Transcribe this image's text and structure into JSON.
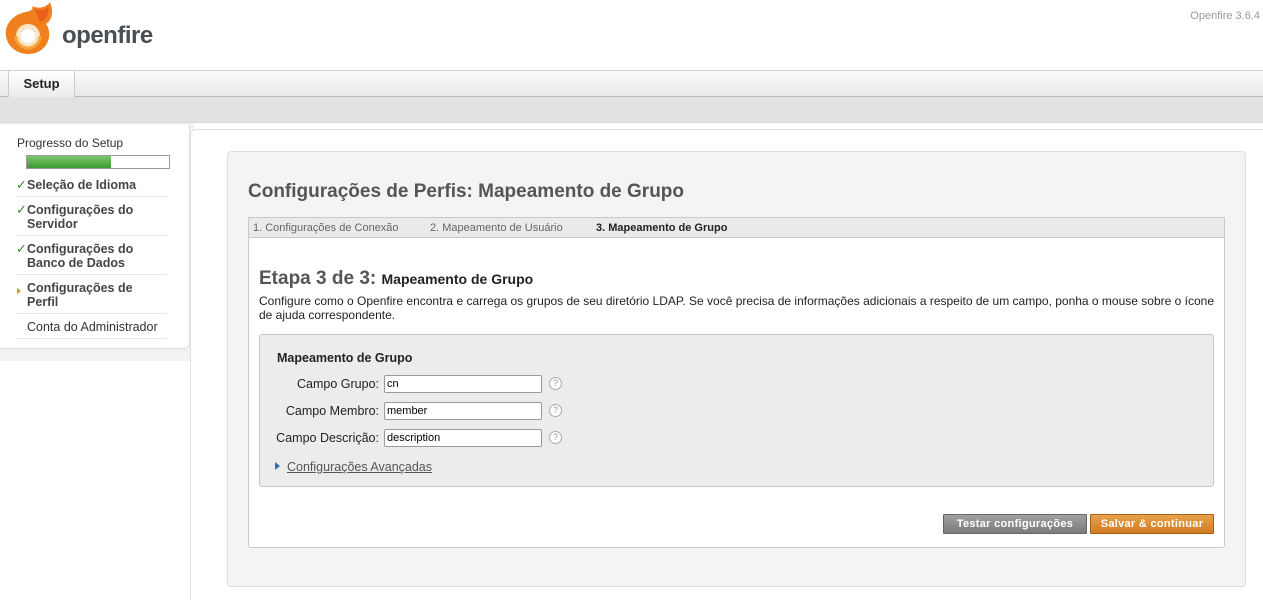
{
  "header": {
    "logo_text": "openfire",
    "version": "Openfire 3.6.4"
  },
  "nav": {
    "tabs": [
      {
        "label": "Setup"
      }
    ]
  },
  "sidebar": {
    "progress_title": "Progresso do Setup",
    "progress_fraction": 0.59,
    "steps": [
      {
        "label": "Seleção de Idioma",
        "status": "done"
      },
      {
        "label": "Configurações do Servidor",
        "status": "done"
      },
      {
        "label": "Configurações do Banco de Dados",
        "status": "done"
      },
      {
        "label": "Configurações de Perfil",
        "status": "current"
      },
      {
        "label": "Conta do Administrador",
        "status": "todo"
      }
    ]
  },
  "main": {
    "title": "Configurações de Perfis: Mapeamento de Grupo",
    "tabs": [
      {
        "label": "1. Configurações de Conexão",
        "active": false
      },
      {
        "label": "2. Mapeamento de Usuário",
        "active": false
      },
      {
        "label": "3. Mapeamento de Grupo",
        "active": true
      }
    ],
    "step_heading": "Etapa 3 de 3:",
    "step_subheading": "Mapeamento de Grupo",
    "description": "Configure como o Openfire encontra e carrega os grupos de seu diretório LDAP. Se você precisa de informações adicionais a respeito de um campo, ponha o mouse sobre o ícone de ajuda correspondente.",
    "mapping": {
      "title": "Mapeamento de Grupo",
      "fields": [
        {
          "label": "Campo Grupo:",
          "value": "cn"
        },
        {
          "label": "Campo Membro:",
          "value": "member"
        },
        {
          "label": "Campo Descrição:",
          "value": "description"
        }
      ],
      "help_glyph": "?",
      "advanced_label": "Configurações Avançadas"
    },
    "buttons": {
      "test": "Testar configurações",
      "save": "Salvar & continuar"
    }
  },
  "colors": {
    "accent_orange": "#cf7a1f",
    "progress_green": "#3c9a2e",
    "check_green": "#3a8f2c"
  }
}
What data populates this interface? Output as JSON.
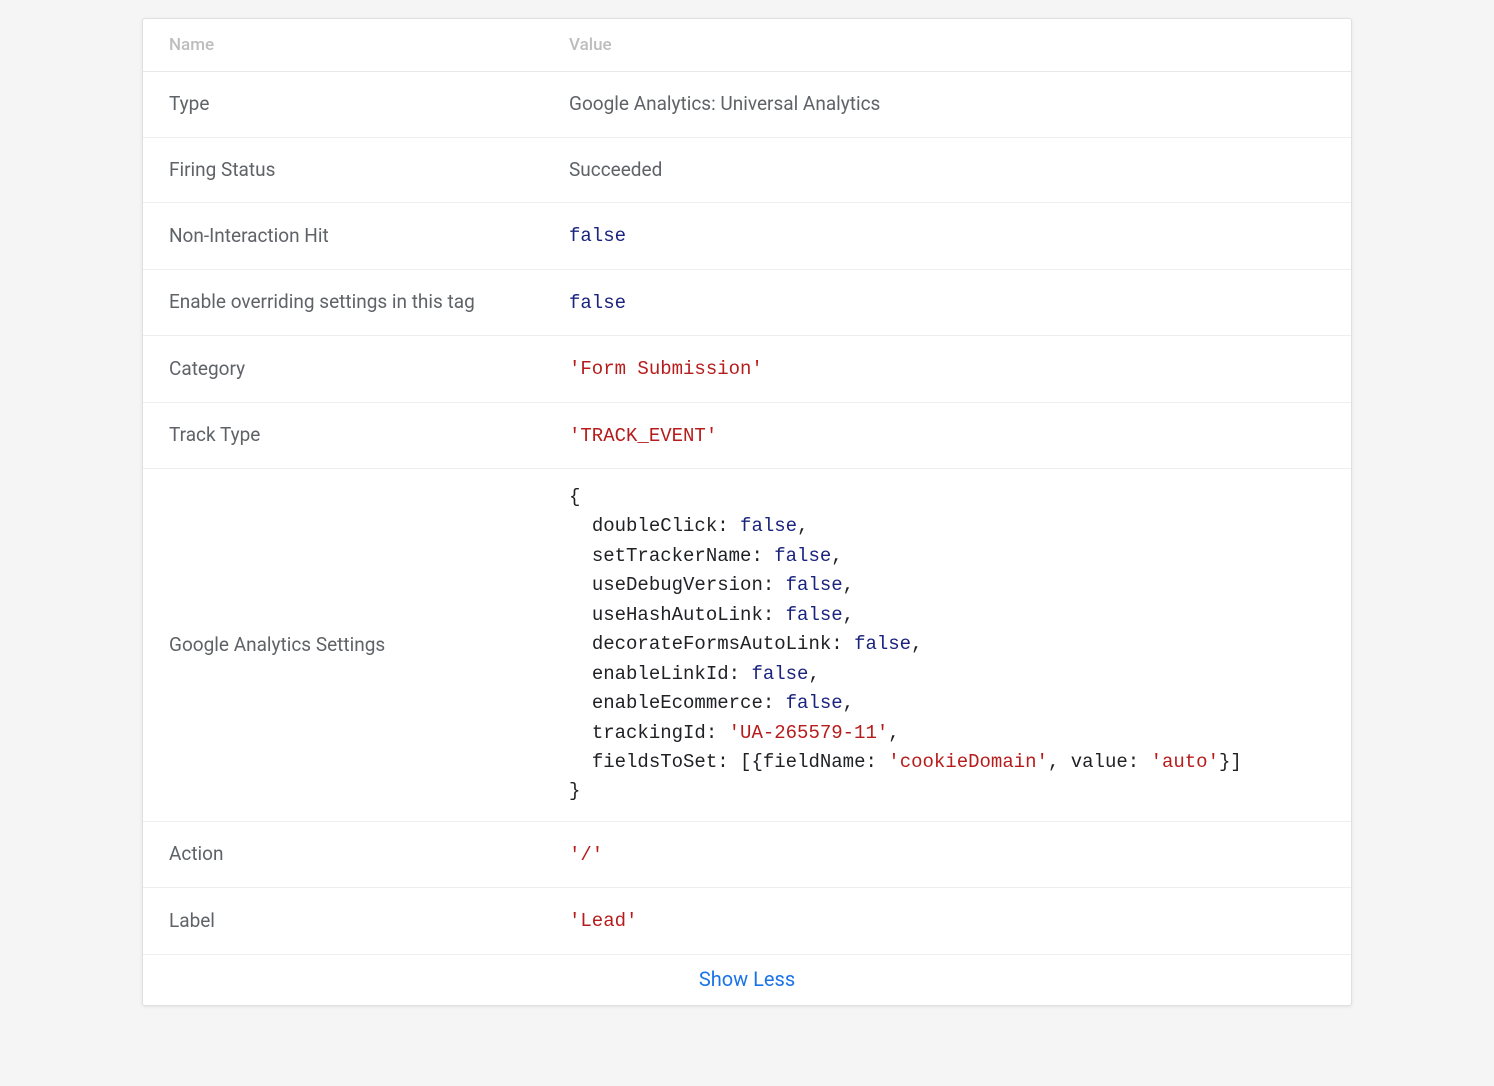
{
  "table": {
    "headers": {
      "name": "Name",
      "value": "Value"
    },
    "rows": {
      "type": {
        "name": "Type",
        "value": "Google Analytics: Universal Analytics",
        "kind": "plain"
      },
      "firingStatus": {
        "name": "Firing Status",
        "value": "Succeeded",
        "kind": "plain"
      },
      "nonInteraction": {
        "name": "Non-Interaction Hit",
        "value": "false",
        "kind": "kw"
      },
      "enableOverride": {
        "name": "Enable overriding settings in this tag",
        "value": "false",
        "kind": "kw"
      },
      "category": {
        "name": "Category",
        "value": "'Form Submission'",
        "kind": "str"
      },
      "trackType": {
        "name": "Track Type",
        "value": "'TRACK_EVENT'",
        "kind": "str"
      },
      "gaSettings": {
        "name": "Google Analytics Settings"
      },
      "action": {
        "name": "Action",
        "value": "'/'",
        "kind": "str"
      },
      "label": {
        "name": "Label",
        "value": "'Lead'",
        "kind": "str"
      }
    },
    "gaSettingsObject": {
      "doubleClick": "false",
      "setTrackerName": "false",
      "useDebugVersion": "false",
      "useHashAutoLink": "false",
      "decorateFormsAutoLink": "false",
      "enableLinkId": "false",
      "enableEcommerce": "false",
      "trackingId": "'UA-265579-11'",
      "fieldsToSet_fieldName": "'cookieDomain'",
      "fieldsToSet_value": "'auto'"
    }
  },
  "footer": {
    "showLess": "Show Less"
  }
}
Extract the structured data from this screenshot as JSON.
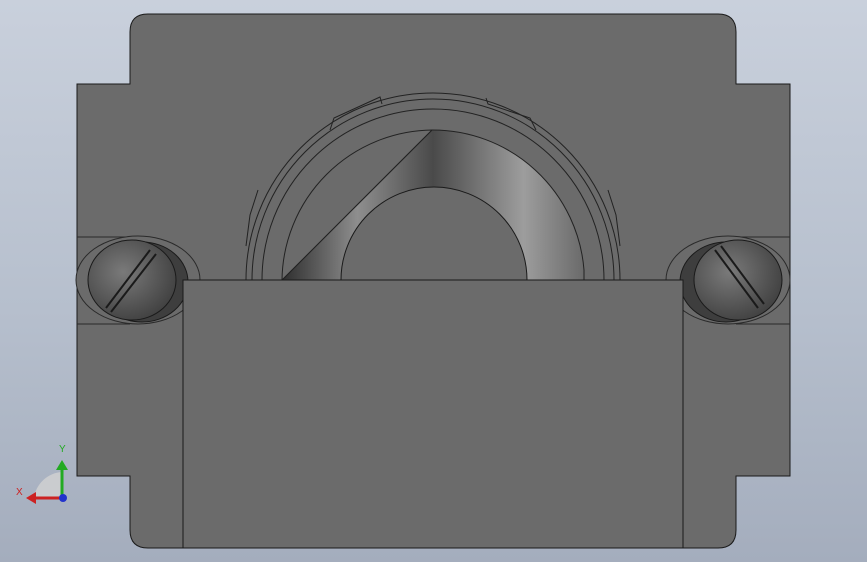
{
  "viewport": {
    "background_top": "#c9d0dc",
    "background_bottom": "#a4adbd"
  },
  "model": {
    "body_color": "#6b6b6b",
    "edge_color": "#1a1a1a",
    "bore_color": "#9a9a9a",
    "screw_count": 2,
    "screw_icon": "slotted-screw-icon"
  },
  "triad": {
    "x_label": "X",
    "y_label": "Y",
    "x_color": "#cc2222",
    "y_color": "#22aa22",
    "z_color": "#2233cc"
  }
}
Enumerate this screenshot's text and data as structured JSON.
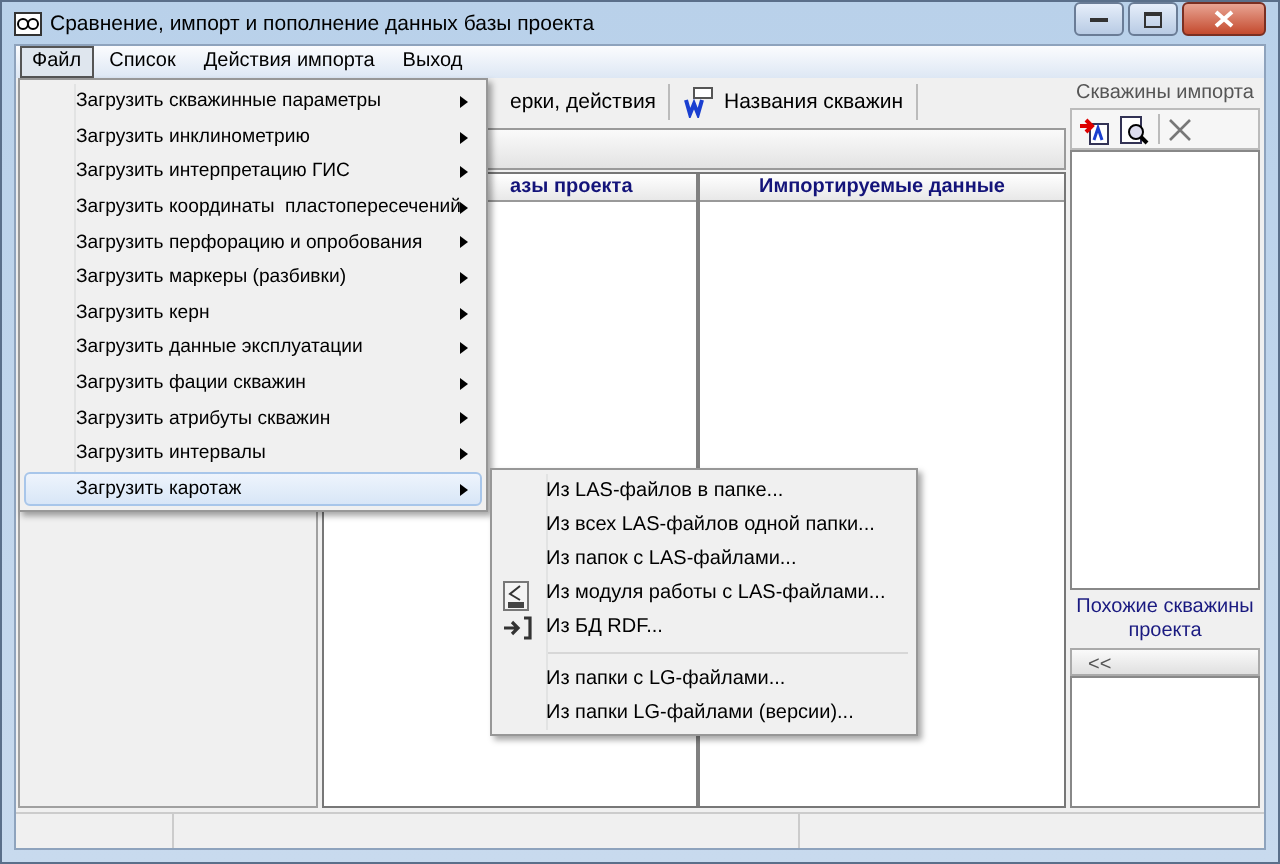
{
  "window": {
    "title": "Сравнение, импорт и пополнение данных базы проекта"
  },
  "menu_bar": [
    {
      "label": "Файл",
      "selected": true
    },
    {
      "label": "Список",
      "selected": false
    },
    {
      "label": "Действия импорта",
      "selected": false
    },
    {
      "label": "Выход",
      "selected": false
    }
  ],
  "tabs": [
    {
      "label": "ерки, действия",
      "kind": "plain"
    },
    {
      "label": "Названия скважин",
      "kind": "with_icon"
    }
  ],
  "table": {
    "columns": [
      "азы проекта",
      "Импортируемые данные"
    ]
  },
  "import_wells": {
    "title": "Скважины импорта"
  },
  "similar_wells": {
    "title": "Похожие скважины проекта",
    "button": "<<"
  },
  "file_menu": [
    {
      "label": "Загрузить скважинные параметры",
      "has_submenu": true,
      "selected": false
    },
    {
      "label": "Загрузить инклинометрию",
      "has_submenu": true,
      "selected": false
    },
    {
      "label": "Загрузить интерпретацию ГИС",
      "has_submenu": true,
      "selected": false
    },
    {
      "label": "Загрузить координаты  пластопересечений",
      "has_submenu": true,
      "selected": false
    },
    {
      "label": "Загрузить перфорацию и опробования",
      "has_submenu": true,
      "selected": false
    },
    {
      "label": "Загрузить маркеры (разбивки)",
      "has_submenu": true,
      "selected": false
    },
    {
      "label": "Загрузить керн",
      "has_submenu": true,
      "selected": false
    },
    {
      "label": "Загрузить данные эксплуатации",
      "has_submenu": true,
      "selected": false
    },
    {
      "label": "Загрузить фации скважин",
      "has_submenu": true,
      "selected": false
    },
    {
      "label": "Загрузить атрибуты скважин",
      "has_submenu": true,
      "selected": false
    },
    {
      "label": "Загрузить интервалы",
      "has_submenu": true,
      "selected": false
    },
    {
      "label": "Загрузить каротаж",
      "has_submenu": true,
      "selected": true
    }
  ],
  "submenu": [
    {
      "kind": "item",
      "label": "Из LAS-файлов в папке..."
    },
    {
      "kind": "item",
      "label": "Из всех LAS-файлов одной папки..."
    },
    {
      "kind": "item",
      "label": "Из папок с LAS-файлами..."
    },
    {
      "kind": "module_item",
      "label": "Из модуля работы с LAS-файлами..."
    },
    {
      "kind": "database_item",
      "label": "Из БД RDF..."
    },
    {
      "kind": "separator"
    },
    {
      "kind": "item",
      "label": "Из папки с LG-файлами..."
    },
    {
      "kind": "item",
      "label": "Из папки LG-файлами (версии)..."
    }
  ]
}
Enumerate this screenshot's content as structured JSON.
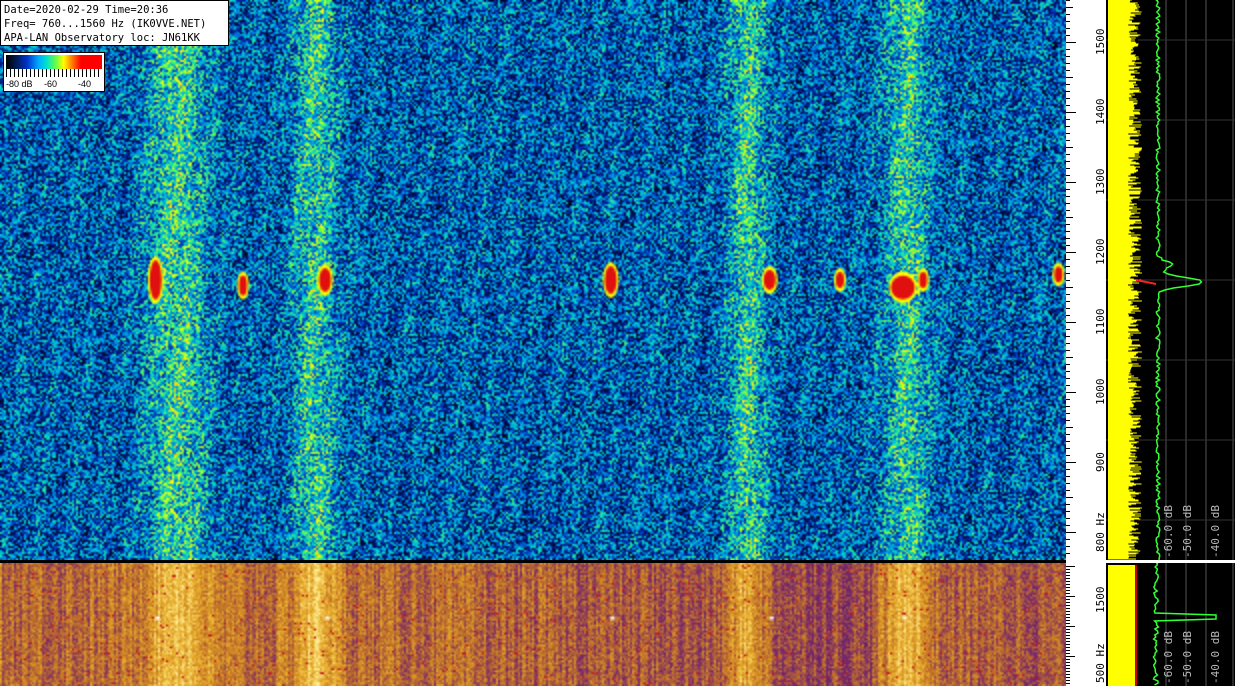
{
  "header": {
    "line1": "Date=2020-02-29 Time=20:36",
    "line2": "Freq= 760...1560 Hz (IK0VVE.NET)",
    "line3": "APA-LAN Observatory loc: JN61KK"
  },
  "color_scale": {
    "labels": [
      "-80 dB",
      "-60",
      "-40"
    ],
    "colors": [
      "#000000",
      "#0033cc",
      "#00aaff",
      "#66ff44",
      "#ffff00",
      "#ff8800",
      "#ff0000"
    ]
  },
  "top_axis": {
    "labels": [
      "1500",
      "1400",
      "1300",
      "1200",
      "1100",
      "1000",
      "900",
      "800 Hz"
    ],
    "values": [
      1500,
      1400,
      1300,
      1200,
      1100,
      1000,
      900,
      800
    ],
    "range": [
      760,
      1560
    ]
  },
  "bottom_axis": {
    "labels": [
      "1500",
      "500 Hz"
    ]
  },
  "top_spectrum": {
    "db_labels": [
      "-60.0 dB",
      "-50.0 dB",
      "-40.0 dB"
    ]
  },
  "bottom_spectrum": {
    "db_labels": [
      "-60.0 dB",
      "-50.0 dB",
      "-40.0 dB"
    ]
  },
  "echoes_hz": [
    1170,
    1160,
    1165,
    1170,
    1165,
    1165,
    1162,
    1160,
    1150,
    1165
  ]
}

= TASK PROMPT =
Print out every entry above without changing a word, and leave out the pictures.

= COMPLETE OUTPUT =
Transcribe this image's text and structure into JSON.
{
  "header": {
    "logo_text": "openfire",
    "version": "Openfire 3.6.4"
  },
  "nav": {
    "tabs": [
      {
        "label": "Setup"
      }
    ]
  },
  "sidebar": {
    "progress_title": "Progresso do Setup",
    "progress_fraction": 0.59,
    "steps": [
      {
        "label": "Seleção de Idioma",
        "status": "done"
      },
      {
        "label": "Configurações do Servidor",
        "status": "done"
      },
      {
        "label": "Configurações do Banco de Dados",
        "status": "done"
      },
      {
        "label": "Configurações de Perfil",
        "status": "current"
      },
      {
        "label": "Conta do Administrador",
        "status": "todo"
      }
    ]
  },
  "main": {
    "title": "Configurações de Perfis: Mapeamento de Grupo",
    "tabs": [
      {
        "label": "1. Configurações de Conexão",
        "active": false
      },
      {
        "label": "2. Mapeamento de Usuário",
        "active": false
      },
      {
        "label": "3. Mapeamento de Grupo",
        "active": true
      }
    ],
    "step_heading": "Etapa 3 de 3:",
    "step_subheading": "Mapeamento de Grupo",
    "description": "Configure como o Openfire encontra e carrega os grupos de seu diretório LDAP. Se você precisa de informações adicionais a respeito de um campo, ponha o mouse sobre o ícone de ajuda correspondente.",
    "mapping": {
      "title": "Mapeamento de Grupo",
      "fields": [
        {
          "label": "Campo Grupo:",
          "value": "cn"
        },
        {
          "label": "Campo Membro:",
          "value": "member"
        },
        {
          "label": "Campo Descrição:",
          "value": "description"
        }
      ],
      "help_glyph": "?",
      "advanced_label": "Configurações Avançadas"
    },
    "buttons": {
      "test": "Testar configurações",
      "save": "Salvar & continuar"
    }
  },
  "colors": {
    "accent_orange": "#cf7a1f",
    "progress_green": "#3c9a2e",
    "check_green": "#3a8f2c"
  }
}
What data populates this interface? Output as JSON.
{
  "table": {
    "headers": {
      "name": "Name",
      "value": "Value"
    },
    "rows": {
      "type": {
        "name": "Type",
        "value": "Google Analytics: Universal Analytics",
        "kind": "plain"
      },
      "firingStatus": {
        "name": "Firing Status",
        "value": "Succeeded",
        "kind": "plain"
      },
      "nonInteraction": {
        "name": "Non-Interaction Hit",
        "value": "false",
        "kind": "kw"
      },
      "enableOverride": {
        "name": "Enable overriding settings in this tag",
        "value": "false",
        "kind": "kw"
      },
      "category": {
        "name": "Category",
        "value": "'Form Submission'",
        "kind": "str"
      },
      "trackType": {
        "name": "Track Type",
        "value": "'TRACK_EVENT'",
        "kind": "str"
      },
      "gaSettings": {
        "name": "Google Analytics Settings"
      },
      "action": {
        "name": "Action",
        "value": "'/'",
        "kind": "str"
      },
      "label": {
        "name": "Label",
        "value": "'Lead'",
        "kind": "str"
      }
    },
    "gaSettingsObject": {
      "doubleClick": "false",
      "setTrackerName": "false",
      "useDebugVersion": "false",
      "useHashAutoLink": "false",
      "decorateFormsAutoLink": "false",
      "enableLinkId": "false",
      "enableEcommerce": "false",
      "trackingId": "'UA-265579-11'",
      "fieldsToSet_fieldName": "'cookieDomain'",
      "fieldsToSet_value": "'auto'"
    }
  },
  "footer": {
    "showLess": "Show Less"
  }
}
Extract the structured data from this screenshot as JSON.
{
  "viewport": {
    "background_top": "#c9d0dc",
    "background_bottom": "#a4adbd"
  },
  "model": {
    "body_color": "#6b6b6b",
    "edge_color": "#1a1a1a",
    "bore_color": "#9a9a9a",
    "screw_count": 2,
    "screw_icon": "slotted-screw-icon"
  },
  "triad": {
    "x_label": "X",
    "y_label": "Y",
    "x_color": "#cc2222",
    "y_color": "#22aa22",
    "z_color": "#2233cc"
  }
}
Enumerate this screenshot's text and data as structured JSON.
{
  "window": {
    "title": "Сравнение, импорт и пополнение данных базы проекта"
  },
  "menu_bar": [
    {
      "label": "Файл",
      "selected": true
    },
    {
      "label": "Список",
      "selected": false
    },
    {
      "label": "Действия импорта",
      "selected": false
    },
    {
      "label": "Выход",
      "selected": false
    }
  ],
  "tabs": [
    {
      "label": "ерки, действия",
      "kind": "plain"
    },
    {
      "label": "Названия скважин",
      "kind": "with_icon"
    }
  ],
  "table": {
    "columns": [
      "азы проекта",
      "Импортируемые данные"
    ]
  },
  "import_wells": {
    "title": "Скважины импорта"
  },
  "similar_wells": {
    "title": "Похожие скважины проекта",
    "button": "<<"
  },
  "file_menu": [
    {
      "label": "Загрузить скважинные параметры",
      "has_submenu": true,
      "selected": false
    },
    {
      "label": "Загрузить инклинометрию",
      "has_submenu": true,
      "selected": false
    },
    {
      "label": "Загрузить интерпретацию ГИС",
      "has_submenu": true,
      "selected": false
    },
    {
      "label": "Загрузить координаты  пластопересечений",
      "has_submenu": true,
      "selected": false
    },
    {
      "label": "Загрузить перфорацию и опробования",
      "has_submenu": true,
      "selected": false
    },
    {
      "label": "Загрузить маркеры (разбивки)",
      "has_submenu": true,
      "selected": false
    },
    {
      "label": "Загрузить керн",
      "has_submenu": true,
      "selected": false
    },
    {
      "label": "Загрузить данные эксплуатации",
      "has_submenu": true,
      "selected": false
    },
    {
      "label": "Загрузить фации скважин",
      "has_submenu": true,
      "selected": false
    },
    {
      "label": "Загрузить атрибуты скважин",
      "has_submenu": true,
      "selected": false
    },
    {
      "label": "Загрузить интервалы",
      "has_submenu": true,
      "selected": false
    },
    {
      "label": "Загрузить каротаж",
      "has_submenu": true,
      "selected": true
    }
  ],
  "submenu": [
    {
      "kind": "item",
      "label": "Из LAS-файлов в папке..."
    },
    {
      "kind": "item",
      "label": "Из всех LAS-файлов одной папки..."
    },
    {
      "kind": "item",
      "label": "Из папок с LAS-файлами..."
    },
    {
      "kind": "module_item",
      "label": "Из модуля работы с LAS-файлами..."
    },
    {
      "kind": "database_item",
      "label": "Из БД RDF..."
    },
    {
      "kind": "separator"
    },
    {
      "kind": "item",
      "label": "Из папки с LG-файлами..."
    },
    {
      "kind": "item",
      "label": "Из папки LG-файлами (версии)..."
    }
  ]
}
Enumerate this screenshot's content as structured JSON.
{
  "header": {
    "line1": "Date=2020-02-29 Time=20:36",
    "line2": "Freq= 760...1560 Hz (IK0VVE.NET)",
    "line3": "APA-LAN Observatory loc: JN61KK"
  },
  "color_scale": {
    "labels": [
      "-80 dB",
      "-60",
      "-40"
    ],
    "colors": [
      "#000000",
      "#0033cc",
      "#00aaff",
      "#66ff44",
      "#ffff00",
      "#ff8800",
      "#ff0000"
    ]
  },
  "top_axis": {
    "labels": [
      "1500",
      "1400",
      "1300",
      "1200",
      "1100",
      "1000",
      "900",
      "800 Hz"
    ],
    "values": [
      1500,
      1400,
      1300,
      1200,
      1100,
      1000,
      900,
      800
    ],
    "range": [
      760,
      1560
    ]
  },
  "bottom_axis": {
    "labels": [
      "1500",
      "500 Hz"
    ]
  },
  "top_spectrum": {
    "db_labels": [
      "-60.0 dB",
      "-50.0 dB",
      "-40.0 dB"
    ]
  },
  "bottom_spectrum": {
    "db_labels": [
      "-60.0 dB",
      "-50.0 dB",
      "-40.0 dB"
    ]
  },
  "echoes_hz": [
    1170,
    1160,
    1165,
    1170,
    1165,
    1165,
    1162,
    1160,
    1150,
    1165
  ]
}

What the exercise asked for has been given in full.